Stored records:
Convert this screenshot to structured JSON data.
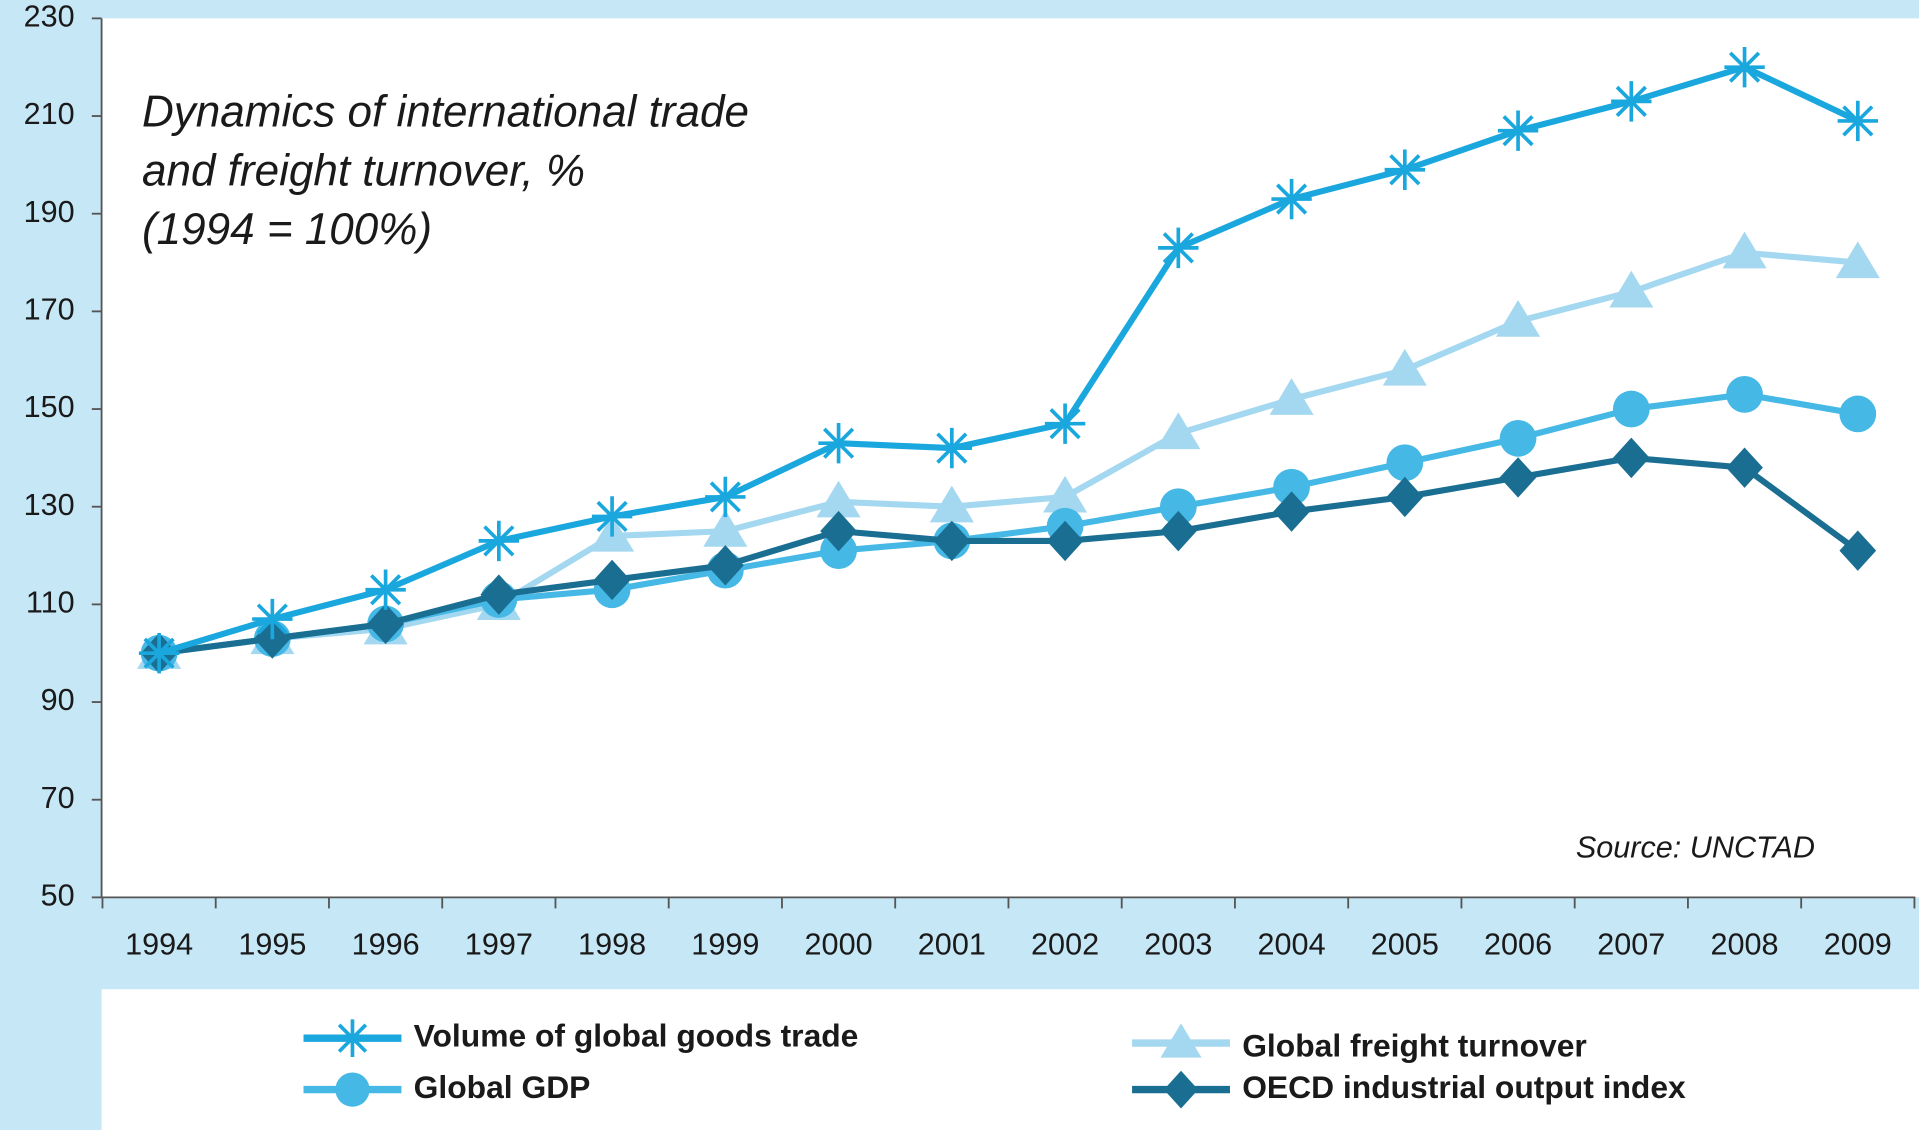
{
  "chart_data": {
    "type": "line",
    "title": [
      "Dynamics of international trade",
      "and freight turnover, %",
      "(1994 = 100%)"
    ],
    "annotation": "Source: UNCTAD",
    "categories": [
      "1994",
      "1995",
      "1996",
      "1997",
      "1998",
      "1999",
      "2000",
      "2001",
      "2002",
      "2003",
      "2004",
      "2005",
      "2006",
      "2007",
      "2008",
      "2009"
    ],
    "series": [
      {
        "name": "Volume of global goods trade",
        "color": "#1aa7de",
        "marker": "asterisk",
        "values": [
          100,
          107,
          113,
          123,
          128,
          132,
          143,
          142,
          147,
          183,
          193,
          199,
          207,
          213,
          220,
          209
        ]
      },
      {
        "name": "Global freight turnover",
        "color": "#a4d8f0",
        "marker": "triangle",
        "values": [
          100,
          103,
          105,
          110,
          124,
          125,
          131,
          130,
          132,
          145,
          152,
          158,
          168,
          174,
          182,
          180
        ]
      },
      {
        "name": "Global GDP",
        "color": "#45b8e6",
        "marker": "circle",
        "values": [
          100,
          103,
          106,
          111,
          113,
          117,
          121,
          123,
          126,
          130,
          134,
          139,
          144,
          150,
          153,
          149
        ]
      },
      {
        "name": "OECD industrial output index",
        "color": "#1a6e92",
        "marker": "diamond",
        "values": [
          100,
          103,
          106,
          112,
          115,
          118,
          125,
          123,
          123,
          125,
          129,
          132,
          136,
          140,
          138,
          121
        ]
      }
    ],
    "ylim": [
      50,
      230
    ],
    "yticks": [
      50,
      70,
      90,
      110,
      130,
      150,
      170,
      190,
      210,
      230
    ],
    "grid": false
  }
}
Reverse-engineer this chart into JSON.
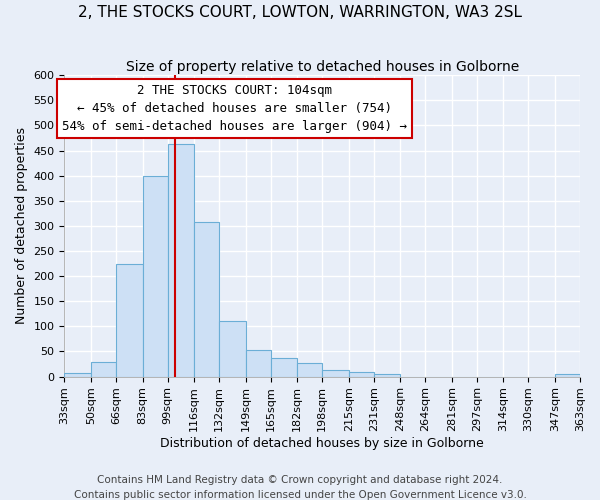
{
  "title": "2, THE STOCKS COURT, LOWTON, WARRINGTON, WA3 2SL",
  "subtitle": "Size of property relative to detached houses in Golborne",
  "xlabel": "Distribution of detached houses by size in Golborne",
  "ylabel": "Number of detached properties",
  "bin_edges": [
    33,
    50,
    66,
    83,
    99,
    116,
    132,
    149,
    165,
    182,
    198,
    215,
    231,
    248,
    264,
    281,
    297,
    314,
    330,
    347,
    363
  ],
  "bin_labels": [
    "33sqm",
    "50sqm",
    "66sqm",
    "83sqm",
    "99sqm",
    "116sqm",
    "132sqm",
    "149sqm",
    "165sqm",
    "182sqm",
    "198sqm",
    "215sqm",
    "231sqm",
    "248sqm",
    "264sqm",
    "281sqm",
    "297sqm",
    "314sqm",
    "330sqm",
    "347sqm",
    "363sqm"
  ],
  "counts": [
    7,
    30,
    225,
    400,
    462,
    307,
    110,
    53,
    38,
    27,
    13,
    10,
    5,
    0,
    0,
    0,
    0,
    0,
    0,
    5,
    0
  ],
  "bar_color": "#cde0f5",
  "bar_edge_color": "#6baed6",
  "vline_x": 104,
  "vline_color": "#cc0000",
  "annotation_title": "2 THE STOCKS COURT: 104sqm",
  "annotation_line1": "← 45% of detached houses are smaller (754)",
  "annotation_line2": "54% of semi-detached houses are larger (904) →",
  "annotation_box_color": "white",
  "annotation_box_edge_color": "#cc0000",
  "ylim": [
    0,
    600
  ],
  "yticks": [
    0,
    50,
    100,
    150,
    200,
    250,
    300,
    350,
    400,
    450,
    500,
    550,
    600
  ],
  "footer1": "Contains HM Land Registry data © Crown copyright and database right 2024.",
  "footer2": "Contains public sector information licensed under the Open Government Licence v3.0.",
  "bg_color": "#e8eef8",
  "grid_color": "white",
  "title_fontsize": 11,
  "subtitle_fontsize": 10,
  "axis_label_fontsize": 9,
  "tick_fontsize": 8,
  "annotation_fontsize": 9,
  "footer_fontsize": 7.5
}
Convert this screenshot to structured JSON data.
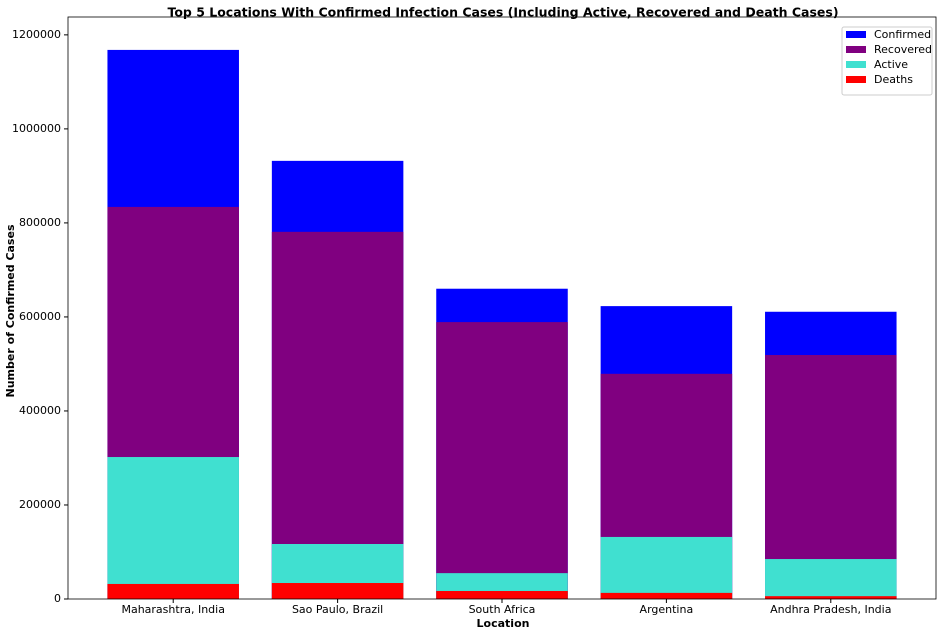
{
  "chart_data": {
    "type": "bar",
    "title": "Top 5 Locations With Confirmed Infection Cases (Including Active, Recovered and Death Cases)",
    "x_label": "Location",
    "y_label": "Number of Confirmed Cases",
    "categories": [
      "Maharashtra, India",
      "Sao Paulo, Brazil",
      "South Africa",
      "Argentina",
      "Andhra Pradesh, India"
    ],
    "series": [
      {
        "name": "Confirmed",
        "color": "#0000ff",
        "values": [
          1168000,
          932000,
          660000,
          623000,
          611000
        ]
      },
      {
        "name": "Recovered",
        "color": "#800080",
        "values": [
          834000,
          781000,
          589000,
          479000,
          519000
        ]
      },
      {
        "name": "Active",
        "color": "#40e0d0",
        "values": [
          302000,
          117000,
          55000,
          132000,
          85000
        ]
      },
      {
        "name": "Deaths",
        "color": "#ff0000",
        "values": [
          32000,
          34000,
          17000,
          13000,
          6000
        ]
      }
    ],
    "ylim": [
      0,
      1238000
    ],
    "yticks": [
      0,
      200000,
      400000,
      600000,
      800000,
      1000000,
      1200000
    ],
    "legend": "upper right"
  }
}
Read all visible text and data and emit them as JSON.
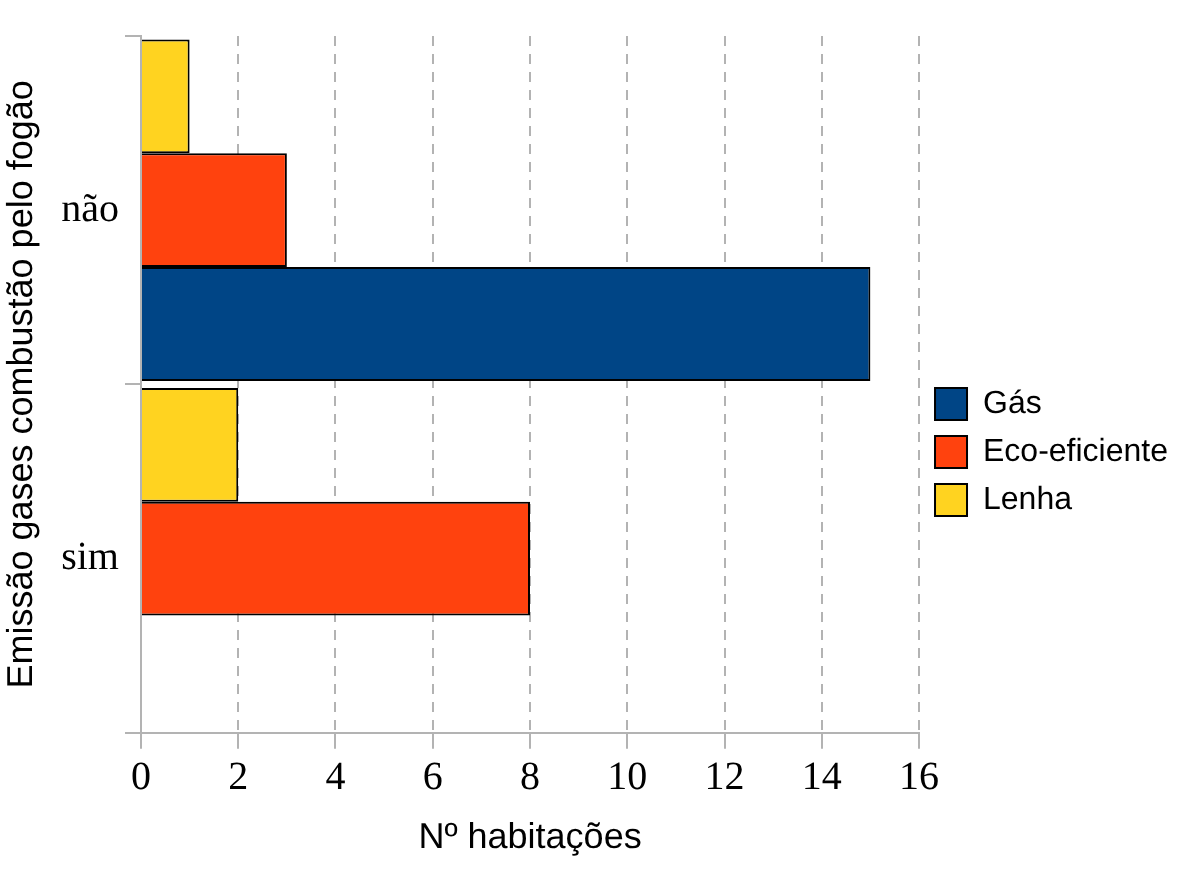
{
  "chart_data": {
    "type": "bar",
    "orientation": "horizontal",
    "xlabel": "Nº habitações",
    "ylabel": "Emissão gases combustão pelo fogão",
    "categories": [
      "não",
      "sim"
    ],
    "series": [
      {
        "name": "Gás",
        "color": "#004586",
        "values": [
          15,
          0
        ]
      },
      {
        "name": "Eco-eficiente",
        "color": "#ff420e",
        "values": [
          3,
          8
        ]
      },
      {
        "name": "Lenha",
        "color": "#ffd320",
        "values": [
          1,
          2
        ]
      }
    ],
    "xlim": [
      0,
      16
    ],
    "xticks": [
      0,
      2,
      4,
      6,
      8,
      10,
      12,
      14,
      16
    ],
    "grid": "x",
    "legend": "right"
  }
}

### WRITTEN INSTRUCTION
Each line with the string "Confirmed" in it needs to be found and copied.

### TASK RESPONSE
    "title": "Top 5 Locations With Confirmed Infection Cases (Including Active, Recovered and Death Cases)",
    "y_label": "Number of Confirmed Cases",
        "name": "Confirmed",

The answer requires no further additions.